- **REQUEST**
Count every line that has the word "date" in it; give no more than the number.

- **DATA PROVIDED**
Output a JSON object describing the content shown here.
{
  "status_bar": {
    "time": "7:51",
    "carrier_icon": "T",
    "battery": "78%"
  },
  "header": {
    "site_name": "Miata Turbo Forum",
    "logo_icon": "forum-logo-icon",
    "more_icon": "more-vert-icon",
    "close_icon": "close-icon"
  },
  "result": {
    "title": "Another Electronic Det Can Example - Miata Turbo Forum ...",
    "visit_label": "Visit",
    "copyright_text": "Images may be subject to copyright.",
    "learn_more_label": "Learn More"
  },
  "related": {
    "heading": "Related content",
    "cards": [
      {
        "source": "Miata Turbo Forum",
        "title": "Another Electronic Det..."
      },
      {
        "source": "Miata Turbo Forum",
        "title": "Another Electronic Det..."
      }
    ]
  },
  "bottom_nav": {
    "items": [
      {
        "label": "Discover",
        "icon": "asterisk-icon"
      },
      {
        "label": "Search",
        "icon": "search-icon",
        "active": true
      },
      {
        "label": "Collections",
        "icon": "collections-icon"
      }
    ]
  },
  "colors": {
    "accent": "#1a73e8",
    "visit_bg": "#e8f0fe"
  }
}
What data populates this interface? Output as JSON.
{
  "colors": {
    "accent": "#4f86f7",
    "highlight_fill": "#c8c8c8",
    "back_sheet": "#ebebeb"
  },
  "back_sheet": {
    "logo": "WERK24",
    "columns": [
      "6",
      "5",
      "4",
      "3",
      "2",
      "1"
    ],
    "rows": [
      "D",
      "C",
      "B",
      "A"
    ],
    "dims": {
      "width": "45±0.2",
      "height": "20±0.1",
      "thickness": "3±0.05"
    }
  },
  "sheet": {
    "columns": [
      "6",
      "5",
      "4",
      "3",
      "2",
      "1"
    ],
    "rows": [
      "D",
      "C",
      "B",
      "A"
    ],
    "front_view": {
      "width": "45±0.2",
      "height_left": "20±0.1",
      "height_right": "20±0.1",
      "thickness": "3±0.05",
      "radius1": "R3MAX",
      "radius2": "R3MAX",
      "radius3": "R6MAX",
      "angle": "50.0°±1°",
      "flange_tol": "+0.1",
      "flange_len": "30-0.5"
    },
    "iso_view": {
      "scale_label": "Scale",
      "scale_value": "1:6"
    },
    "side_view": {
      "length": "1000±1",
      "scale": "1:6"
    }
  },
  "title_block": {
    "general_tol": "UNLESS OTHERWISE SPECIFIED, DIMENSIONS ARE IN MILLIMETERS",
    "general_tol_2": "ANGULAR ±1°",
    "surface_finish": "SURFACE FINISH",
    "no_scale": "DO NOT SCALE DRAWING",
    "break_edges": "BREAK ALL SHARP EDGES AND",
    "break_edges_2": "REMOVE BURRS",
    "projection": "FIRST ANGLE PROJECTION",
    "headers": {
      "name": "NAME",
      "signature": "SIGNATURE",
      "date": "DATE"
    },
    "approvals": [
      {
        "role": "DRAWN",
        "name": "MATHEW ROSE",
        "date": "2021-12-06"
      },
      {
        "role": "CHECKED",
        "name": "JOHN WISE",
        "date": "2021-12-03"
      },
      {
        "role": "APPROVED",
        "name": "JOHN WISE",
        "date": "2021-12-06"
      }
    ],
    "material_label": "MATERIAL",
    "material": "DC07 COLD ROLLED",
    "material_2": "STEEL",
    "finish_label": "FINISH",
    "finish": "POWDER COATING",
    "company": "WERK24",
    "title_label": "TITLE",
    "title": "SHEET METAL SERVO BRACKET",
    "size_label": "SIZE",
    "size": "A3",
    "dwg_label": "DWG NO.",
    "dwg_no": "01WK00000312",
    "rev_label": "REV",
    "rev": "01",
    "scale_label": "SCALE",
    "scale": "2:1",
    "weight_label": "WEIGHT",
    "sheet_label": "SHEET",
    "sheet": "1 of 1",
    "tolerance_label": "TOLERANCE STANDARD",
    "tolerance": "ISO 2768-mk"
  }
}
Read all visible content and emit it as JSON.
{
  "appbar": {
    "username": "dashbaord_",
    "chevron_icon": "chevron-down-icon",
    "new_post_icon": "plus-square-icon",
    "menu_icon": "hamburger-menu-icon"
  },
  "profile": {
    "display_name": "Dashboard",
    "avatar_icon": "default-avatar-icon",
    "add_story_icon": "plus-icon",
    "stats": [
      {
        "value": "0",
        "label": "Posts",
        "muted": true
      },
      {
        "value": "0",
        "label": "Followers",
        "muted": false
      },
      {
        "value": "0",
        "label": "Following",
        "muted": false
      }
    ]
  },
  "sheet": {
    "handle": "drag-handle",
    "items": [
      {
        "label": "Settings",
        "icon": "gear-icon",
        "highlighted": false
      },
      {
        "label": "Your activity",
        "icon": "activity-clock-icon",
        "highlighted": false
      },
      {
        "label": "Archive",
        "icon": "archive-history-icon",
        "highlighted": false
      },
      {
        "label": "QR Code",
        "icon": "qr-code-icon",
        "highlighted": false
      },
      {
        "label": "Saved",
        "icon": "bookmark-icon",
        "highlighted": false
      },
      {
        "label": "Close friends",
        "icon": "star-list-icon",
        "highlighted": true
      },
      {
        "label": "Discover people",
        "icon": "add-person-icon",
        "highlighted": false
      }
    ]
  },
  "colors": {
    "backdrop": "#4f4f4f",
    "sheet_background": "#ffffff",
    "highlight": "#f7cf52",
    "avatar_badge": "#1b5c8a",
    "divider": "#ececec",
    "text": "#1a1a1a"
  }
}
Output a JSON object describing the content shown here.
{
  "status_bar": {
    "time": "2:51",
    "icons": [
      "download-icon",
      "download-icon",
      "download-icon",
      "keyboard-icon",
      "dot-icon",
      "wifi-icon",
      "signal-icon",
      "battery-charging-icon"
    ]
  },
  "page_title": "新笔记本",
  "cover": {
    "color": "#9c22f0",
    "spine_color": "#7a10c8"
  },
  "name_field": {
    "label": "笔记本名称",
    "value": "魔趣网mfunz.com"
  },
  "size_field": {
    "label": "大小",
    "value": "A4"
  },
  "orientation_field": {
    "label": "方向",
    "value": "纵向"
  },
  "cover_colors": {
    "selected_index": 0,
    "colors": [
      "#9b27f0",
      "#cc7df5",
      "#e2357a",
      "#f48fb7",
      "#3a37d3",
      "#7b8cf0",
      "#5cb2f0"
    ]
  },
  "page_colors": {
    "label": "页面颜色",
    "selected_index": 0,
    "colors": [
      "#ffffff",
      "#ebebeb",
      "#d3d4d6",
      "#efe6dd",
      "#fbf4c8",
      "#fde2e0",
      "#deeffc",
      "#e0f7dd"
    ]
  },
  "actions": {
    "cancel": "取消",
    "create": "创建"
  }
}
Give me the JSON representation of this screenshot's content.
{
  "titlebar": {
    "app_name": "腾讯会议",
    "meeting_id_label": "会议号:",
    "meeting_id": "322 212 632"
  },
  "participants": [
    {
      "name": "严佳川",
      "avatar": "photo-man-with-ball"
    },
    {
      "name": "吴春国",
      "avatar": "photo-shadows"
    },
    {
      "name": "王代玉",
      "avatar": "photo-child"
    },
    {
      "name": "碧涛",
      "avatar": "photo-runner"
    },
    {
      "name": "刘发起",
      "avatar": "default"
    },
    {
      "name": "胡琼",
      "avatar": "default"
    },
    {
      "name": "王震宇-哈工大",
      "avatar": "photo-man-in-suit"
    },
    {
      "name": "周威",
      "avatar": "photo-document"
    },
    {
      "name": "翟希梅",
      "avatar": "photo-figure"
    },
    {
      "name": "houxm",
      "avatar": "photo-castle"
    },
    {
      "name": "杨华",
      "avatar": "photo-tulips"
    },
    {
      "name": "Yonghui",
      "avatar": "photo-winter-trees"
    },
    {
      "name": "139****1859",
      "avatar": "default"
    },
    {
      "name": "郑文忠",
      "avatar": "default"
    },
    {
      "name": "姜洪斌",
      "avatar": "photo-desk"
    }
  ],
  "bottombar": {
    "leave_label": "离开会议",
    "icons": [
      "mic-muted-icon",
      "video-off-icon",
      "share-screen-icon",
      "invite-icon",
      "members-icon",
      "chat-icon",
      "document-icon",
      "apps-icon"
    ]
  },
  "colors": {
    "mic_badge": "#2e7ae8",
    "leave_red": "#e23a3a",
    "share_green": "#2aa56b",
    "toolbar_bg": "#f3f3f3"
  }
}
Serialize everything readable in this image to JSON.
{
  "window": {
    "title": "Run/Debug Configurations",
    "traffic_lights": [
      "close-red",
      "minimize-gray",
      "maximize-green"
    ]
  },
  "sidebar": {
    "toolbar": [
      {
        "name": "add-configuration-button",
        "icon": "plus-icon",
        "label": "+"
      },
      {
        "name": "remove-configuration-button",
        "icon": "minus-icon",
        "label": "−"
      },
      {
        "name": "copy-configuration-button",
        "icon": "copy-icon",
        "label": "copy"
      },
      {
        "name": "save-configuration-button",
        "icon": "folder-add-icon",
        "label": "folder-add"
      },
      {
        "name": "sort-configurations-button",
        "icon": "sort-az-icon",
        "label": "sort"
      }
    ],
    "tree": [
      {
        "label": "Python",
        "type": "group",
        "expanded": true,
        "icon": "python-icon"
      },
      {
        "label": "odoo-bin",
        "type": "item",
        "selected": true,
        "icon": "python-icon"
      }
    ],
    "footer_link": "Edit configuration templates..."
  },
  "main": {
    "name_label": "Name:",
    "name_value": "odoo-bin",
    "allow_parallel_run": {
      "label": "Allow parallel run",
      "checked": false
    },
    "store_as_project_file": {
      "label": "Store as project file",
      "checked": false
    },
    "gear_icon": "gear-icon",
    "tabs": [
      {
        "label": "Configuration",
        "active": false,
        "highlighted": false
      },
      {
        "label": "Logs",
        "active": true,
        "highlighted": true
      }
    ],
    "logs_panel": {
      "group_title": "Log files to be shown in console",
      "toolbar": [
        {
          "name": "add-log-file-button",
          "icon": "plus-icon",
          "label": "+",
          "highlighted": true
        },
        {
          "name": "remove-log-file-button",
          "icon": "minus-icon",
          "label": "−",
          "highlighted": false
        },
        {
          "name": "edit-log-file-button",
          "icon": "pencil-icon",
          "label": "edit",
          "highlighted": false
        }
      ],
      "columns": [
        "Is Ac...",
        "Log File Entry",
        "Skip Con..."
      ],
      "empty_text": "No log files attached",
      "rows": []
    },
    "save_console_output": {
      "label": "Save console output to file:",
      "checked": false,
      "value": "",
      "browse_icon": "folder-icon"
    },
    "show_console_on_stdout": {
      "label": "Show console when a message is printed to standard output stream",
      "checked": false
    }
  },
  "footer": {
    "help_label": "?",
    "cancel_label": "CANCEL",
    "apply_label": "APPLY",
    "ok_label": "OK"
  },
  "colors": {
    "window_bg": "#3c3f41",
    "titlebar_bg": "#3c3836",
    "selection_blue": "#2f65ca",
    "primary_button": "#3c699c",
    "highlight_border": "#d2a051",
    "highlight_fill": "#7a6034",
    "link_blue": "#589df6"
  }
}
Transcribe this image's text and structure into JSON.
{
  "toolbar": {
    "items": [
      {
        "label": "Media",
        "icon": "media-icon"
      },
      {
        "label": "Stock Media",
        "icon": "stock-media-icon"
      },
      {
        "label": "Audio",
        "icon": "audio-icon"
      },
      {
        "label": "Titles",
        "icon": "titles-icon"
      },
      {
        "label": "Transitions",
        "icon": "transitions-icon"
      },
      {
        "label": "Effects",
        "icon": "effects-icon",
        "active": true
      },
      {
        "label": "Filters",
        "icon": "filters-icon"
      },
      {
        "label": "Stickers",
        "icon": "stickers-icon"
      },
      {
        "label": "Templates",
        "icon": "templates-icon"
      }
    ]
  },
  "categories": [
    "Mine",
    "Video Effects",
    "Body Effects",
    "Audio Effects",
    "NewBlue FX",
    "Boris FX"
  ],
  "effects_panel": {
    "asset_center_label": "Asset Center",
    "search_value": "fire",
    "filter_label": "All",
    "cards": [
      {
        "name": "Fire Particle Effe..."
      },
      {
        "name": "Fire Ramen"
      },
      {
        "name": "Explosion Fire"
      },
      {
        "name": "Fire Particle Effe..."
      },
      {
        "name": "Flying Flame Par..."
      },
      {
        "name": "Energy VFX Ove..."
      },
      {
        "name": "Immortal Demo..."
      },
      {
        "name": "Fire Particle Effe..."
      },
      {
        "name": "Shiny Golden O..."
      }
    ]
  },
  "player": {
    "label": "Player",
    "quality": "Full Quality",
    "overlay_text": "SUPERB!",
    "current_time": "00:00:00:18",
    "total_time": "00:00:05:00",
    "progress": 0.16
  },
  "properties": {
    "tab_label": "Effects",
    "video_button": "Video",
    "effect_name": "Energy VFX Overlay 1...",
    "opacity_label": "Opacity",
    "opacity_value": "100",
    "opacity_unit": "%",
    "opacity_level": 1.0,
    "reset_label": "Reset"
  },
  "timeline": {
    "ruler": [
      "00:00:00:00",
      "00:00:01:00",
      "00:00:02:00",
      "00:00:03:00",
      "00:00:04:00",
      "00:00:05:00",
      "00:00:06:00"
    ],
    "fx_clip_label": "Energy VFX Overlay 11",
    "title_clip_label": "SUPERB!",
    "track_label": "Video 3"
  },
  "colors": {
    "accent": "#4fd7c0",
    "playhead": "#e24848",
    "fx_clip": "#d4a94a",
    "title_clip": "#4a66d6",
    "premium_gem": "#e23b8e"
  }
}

- **RESPONSE FOR THIS EXERCISE**
4